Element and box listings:
▼▼▼

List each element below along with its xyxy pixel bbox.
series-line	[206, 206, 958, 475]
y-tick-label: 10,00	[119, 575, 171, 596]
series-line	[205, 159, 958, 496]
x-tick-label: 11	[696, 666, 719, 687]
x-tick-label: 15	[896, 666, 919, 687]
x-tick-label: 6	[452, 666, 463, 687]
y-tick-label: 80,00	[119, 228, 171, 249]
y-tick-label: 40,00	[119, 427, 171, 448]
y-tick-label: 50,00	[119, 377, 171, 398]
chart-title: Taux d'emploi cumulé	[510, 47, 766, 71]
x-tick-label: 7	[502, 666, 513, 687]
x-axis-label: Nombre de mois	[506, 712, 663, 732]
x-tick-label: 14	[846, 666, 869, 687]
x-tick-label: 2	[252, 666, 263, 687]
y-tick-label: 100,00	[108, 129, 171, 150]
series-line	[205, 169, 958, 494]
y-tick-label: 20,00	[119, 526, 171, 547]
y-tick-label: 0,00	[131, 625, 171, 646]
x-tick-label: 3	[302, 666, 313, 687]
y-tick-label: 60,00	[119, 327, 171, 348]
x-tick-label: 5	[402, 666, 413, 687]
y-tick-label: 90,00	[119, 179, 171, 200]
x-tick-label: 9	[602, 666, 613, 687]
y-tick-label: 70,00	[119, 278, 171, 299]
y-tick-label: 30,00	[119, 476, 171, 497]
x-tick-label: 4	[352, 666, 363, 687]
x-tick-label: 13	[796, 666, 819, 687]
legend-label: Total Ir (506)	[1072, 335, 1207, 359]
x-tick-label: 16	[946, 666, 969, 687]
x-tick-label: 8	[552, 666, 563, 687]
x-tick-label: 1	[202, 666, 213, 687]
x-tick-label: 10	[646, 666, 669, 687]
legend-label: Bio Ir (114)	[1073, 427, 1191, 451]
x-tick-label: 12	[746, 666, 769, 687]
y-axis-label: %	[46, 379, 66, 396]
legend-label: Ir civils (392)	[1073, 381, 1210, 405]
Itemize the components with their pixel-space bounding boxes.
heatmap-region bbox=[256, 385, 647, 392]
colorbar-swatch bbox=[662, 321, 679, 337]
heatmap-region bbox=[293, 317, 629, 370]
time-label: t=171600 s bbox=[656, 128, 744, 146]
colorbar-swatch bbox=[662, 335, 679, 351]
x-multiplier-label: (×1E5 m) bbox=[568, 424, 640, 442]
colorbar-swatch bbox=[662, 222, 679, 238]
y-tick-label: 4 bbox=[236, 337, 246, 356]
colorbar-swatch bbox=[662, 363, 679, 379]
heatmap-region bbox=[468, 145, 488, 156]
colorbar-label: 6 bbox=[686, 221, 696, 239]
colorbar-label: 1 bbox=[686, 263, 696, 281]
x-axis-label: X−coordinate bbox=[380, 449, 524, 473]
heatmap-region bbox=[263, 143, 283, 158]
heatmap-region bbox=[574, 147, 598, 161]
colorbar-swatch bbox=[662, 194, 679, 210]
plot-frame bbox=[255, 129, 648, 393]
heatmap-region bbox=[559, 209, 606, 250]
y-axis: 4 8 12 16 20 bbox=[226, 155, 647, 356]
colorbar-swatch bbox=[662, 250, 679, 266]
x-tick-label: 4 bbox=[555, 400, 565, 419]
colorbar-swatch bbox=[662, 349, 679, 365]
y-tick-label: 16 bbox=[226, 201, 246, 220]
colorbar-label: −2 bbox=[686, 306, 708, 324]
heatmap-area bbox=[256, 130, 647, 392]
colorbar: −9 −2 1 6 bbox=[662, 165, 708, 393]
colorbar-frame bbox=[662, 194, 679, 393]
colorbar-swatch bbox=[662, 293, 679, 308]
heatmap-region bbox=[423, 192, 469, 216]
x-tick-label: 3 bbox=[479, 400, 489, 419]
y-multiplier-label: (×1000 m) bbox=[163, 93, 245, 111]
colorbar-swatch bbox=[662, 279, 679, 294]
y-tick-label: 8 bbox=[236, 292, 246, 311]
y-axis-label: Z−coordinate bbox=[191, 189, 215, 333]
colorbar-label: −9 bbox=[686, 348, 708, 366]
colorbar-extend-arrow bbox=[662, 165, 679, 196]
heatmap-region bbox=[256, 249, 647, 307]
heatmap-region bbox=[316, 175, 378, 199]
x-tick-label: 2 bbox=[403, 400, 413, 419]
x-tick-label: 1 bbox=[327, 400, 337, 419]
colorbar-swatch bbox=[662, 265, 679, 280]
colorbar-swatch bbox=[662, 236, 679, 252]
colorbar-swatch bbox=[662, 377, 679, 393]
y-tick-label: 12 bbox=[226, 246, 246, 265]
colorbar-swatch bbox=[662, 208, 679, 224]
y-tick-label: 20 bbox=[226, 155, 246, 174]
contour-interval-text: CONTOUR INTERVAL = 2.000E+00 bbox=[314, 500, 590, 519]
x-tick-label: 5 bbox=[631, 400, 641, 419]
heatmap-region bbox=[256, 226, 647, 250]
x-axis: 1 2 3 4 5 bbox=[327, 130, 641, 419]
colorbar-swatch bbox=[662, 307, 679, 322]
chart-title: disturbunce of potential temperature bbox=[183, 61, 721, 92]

▲▲▲

Task prompt » Could you reproduce every one of the lines above, word for word and character for character?

Answer to this task »
List each element below along with its xyxy pixel bbox.
series-line	[206, 206, 958, 475]
y-tick-label: 10,00	[119, 575, 171, 596]
series-line	[205, 159, 958, 496]
x-tick-label: 11	[696, 666, 719, 687]
x-tick-label: 15	[896, 666, 919, 687]
x-tick-label: 6	[452, 666, 463, 687]
y-tick-label: 80,00	[119, 228, 171, 249]
y-tick-label: 40,00	[119, 427, 171, 448]
y-tick-label: 50,00	[119, 377, 171, 398]
chart-title: Taux d'emploi cumulé	[510, 47, 766, 71]
x-tick-label: 7	[502, 666, 513, 687]
x-axis-label: Nombre de mois	[506, 712, 663, 732]
x-tick-label: 14	[846, 666, 869, 687]
x-tick-label: 2	[252, 666, 263, 687]
y-tick-label: 100,00	[108, 129, 171, 150]
series-line	[205, 169, 958, 494]
y-tick-label: 20,00	[119, 526, 171, 547]
y-tick-label: 0,00	[131, 625, 171, 646]
x-tick-label: 3	[302, 666, 313, 687]
y-tick-label: 60,00	[119, 327, 171, 348]
x-tick-label: 5	[402, 666, 413, 687]
y-tick-label: 90,00	[119, 179, 171, 200]
x-tick-label: 9	[602, 666, 613, 687]
y-tick-label: 70,00	[119, 278, 171, 299]
y-tick-label: 30,00	[119, 476, 171, 497]
x-tick-label: 4	[352, 666, 363, 687]
x-tick-label: 13	[796, 666, 819, 687]
legend-label: Total Ir (506)	[1072, 335, 1207, 359]
x-tick-label: 16	[946, 666, 969, 687]
x-tick-label: 8	[552, 666, 563, 687]
x-tick-label: 1	[202, 666, 213, 687]
x-tick-label: 10	[646, 666, 669, 687]
legend-label: Bio Ir (114)	[1073, 427, 1191, 451]
x-tick-label: 12	[746, 666, 769, 687]
y-axis-label: %	[46, 379, 66, 396]
legend-label: Ir civils (392)	[1073, 381, 1210, 405]
Itemize the components with their pixel-space bounding boxes.
heatmap-region bbox=[256, 385, 647, 392]
colorbar-swatch bbox=[662, 321, 679, 337]
heatmap-region bbox=[293, 317, 629, 370]
time-label: t=171600 s bbox=[656, 128, 744, 146]
colorbar-swatch bbox=[662, 335, 679, 351]
x-multiplier-label: (×1E5 m) bbox=[568, 424, 640, 442]
colorbar-swatch bbox=[662, 222, 679, 238]
y-tick-label: 4 bbox=[236, 337, 246, 356]
colorbar-swatch bbox=[662, 363, 679, 379]
heatmap-region bbox=[468, 145, 488, 156]
colorbar-label: 6 bbox=[686, 221, 696, 239]
colorbar-label: 1 bbox=[686, 263, 696, 281]
x-axis-label: X−coordinate bbox=[380, 449, 524, 473]
heatmap-region bbox=[263, 143, 283, 158]
heatmap-region bbox=[574, 147, 598, 161]
colorbar-swatch bbox=[662, 194, 679, 210]
plot-frame bbox=[255, 129, 648, 393]
heatmap-region bbox=[559, 209, 606, 250]
y-axis: 4 8 12 16 20 bbox=[226, 155, 647, 356]
colorbar-swatch bbox=[662, 250, 679, 266]
x-tick-label: 4 bbox=[555, 400, 565, 419]
colorbar-swatch bbox=[662, 349, 679, 365]
y-tick-label: 16 bbox=[226, 201, 246, 220]
colorbar-label: −2 bbox=[686, 306, 708, 324]
heatmap-area bbox=[256, 130, 647, 392]
colorbar: −9 −2 1 6 bbox=[662, 165, 708, 393]
colorbar-frame bbox=[662, 194, 679, 393]
colorbar-swatch bbox=[662, 293, 679, 308]
heatmap-region bbox=[423, 192, 469, 216]
x-tick-label: 3 bbox=[479, 400, 489, 419]
y-multiplier-label: (×1000 m) bbox=[163, 93, 245, 111]
colorbar-swatch bbox=[662, 279, 679, 294]
y-tick-label: 8 bbox=[236, 292, 246, 311]
y-axis-label: Z−coordinate bbox=[191, 189, 215, 333]
colorbar-label: −9 bbox=[686, 348, 708, 366]
colorbar-extend-arrow bbox=[662, 165, 679, 196]
heatmap-region bbox=[256, 249, 647, 307]
heatmap-region bbox=[316, 175, 378, 199]
x-tick-label: 2 bbox=[403, 400, 413, 419]
x-tick-label: 1 bbox=[327, 400, 337, 419]
colorbar-swatch bbox=[662, 265, 679, 280]
colorbar-swatch bbox=[662, 236, 679, 252]
colorbar-swatch bbox=[662, 377, 679, 393]
y-tick-label: 12 bbox=[226, 246, 246, 265]
colorbar-swatch bbox=[662, 208, 679, 224]
y-tick-label: 20 bbox=[226, 155, 246, 174]
contour-interval-text: CONTOUR INTERVAL = 2.000E+00 bbox=[314, 500, 590, 519]
x-tick-label: 5 bbox=[631, 400, 641, 419]
heatmap-region bbox=[256, 226, 647, 250]
x-axis: 1 2 3 4 5 bbox=[327, 130, 641, 419]
colorbar-swatch bbox=[662, 307, 679, 322]
chart-title: disturbunce of potential temperature bbox=[183, 61, 721, 92]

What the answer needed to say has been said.